### WHAT IS NEEDED
Check each line of the entries below for the string "Geburt"; copy every line where it appears.

### EXTRACTED RECORDS
___
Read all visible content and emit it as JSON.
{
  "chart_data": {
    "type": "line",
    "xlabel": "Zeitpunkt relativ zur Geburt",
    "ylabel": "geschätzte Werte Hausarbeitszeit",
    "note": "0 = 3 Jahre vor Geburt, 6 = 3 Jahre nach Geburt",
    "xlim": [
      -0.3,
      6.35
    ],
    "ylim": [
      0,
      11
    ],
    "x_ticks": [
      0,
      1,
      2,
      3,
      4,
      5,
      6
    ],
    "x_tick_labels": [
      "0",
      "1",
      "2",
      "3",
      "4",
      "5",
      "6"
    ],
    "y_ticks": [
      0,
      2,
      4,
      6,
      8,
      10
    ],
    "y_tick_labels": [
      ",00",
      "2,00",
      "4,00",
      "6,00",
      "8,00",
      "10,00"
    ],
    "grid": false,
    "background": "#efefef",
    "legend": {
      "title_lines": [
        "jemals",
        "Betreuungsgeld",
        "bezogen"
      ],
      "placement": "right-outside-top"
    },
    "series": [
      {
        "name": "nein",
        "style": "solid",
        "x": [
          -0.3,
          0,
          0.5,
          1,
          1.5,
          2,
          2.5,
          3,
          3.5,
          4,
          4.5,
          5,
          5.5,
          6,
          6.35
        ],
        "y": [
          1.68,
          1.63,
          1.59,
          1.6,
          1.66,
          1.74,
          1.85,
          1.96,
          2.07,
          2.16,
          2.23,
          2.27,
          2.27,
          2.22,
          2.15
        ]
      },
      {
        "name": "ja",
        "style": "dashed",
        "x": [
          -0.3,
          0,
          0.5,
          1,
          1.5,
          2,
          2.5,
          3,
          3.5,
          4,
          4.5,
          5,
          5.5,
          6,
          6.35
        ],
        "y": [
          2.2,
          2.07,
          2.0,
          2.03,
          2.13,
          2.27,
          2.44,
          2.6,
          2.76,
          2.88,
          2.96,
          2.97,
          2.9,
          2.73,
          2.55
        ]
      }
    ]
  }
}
___
### EXERCISE ANSWER
    "xlabel": "Zeitpunkt relativ zur Geburt",
    "note": "0 = 3 Jahre vor Geburt, 6 = 3 Jahre nach Geburt",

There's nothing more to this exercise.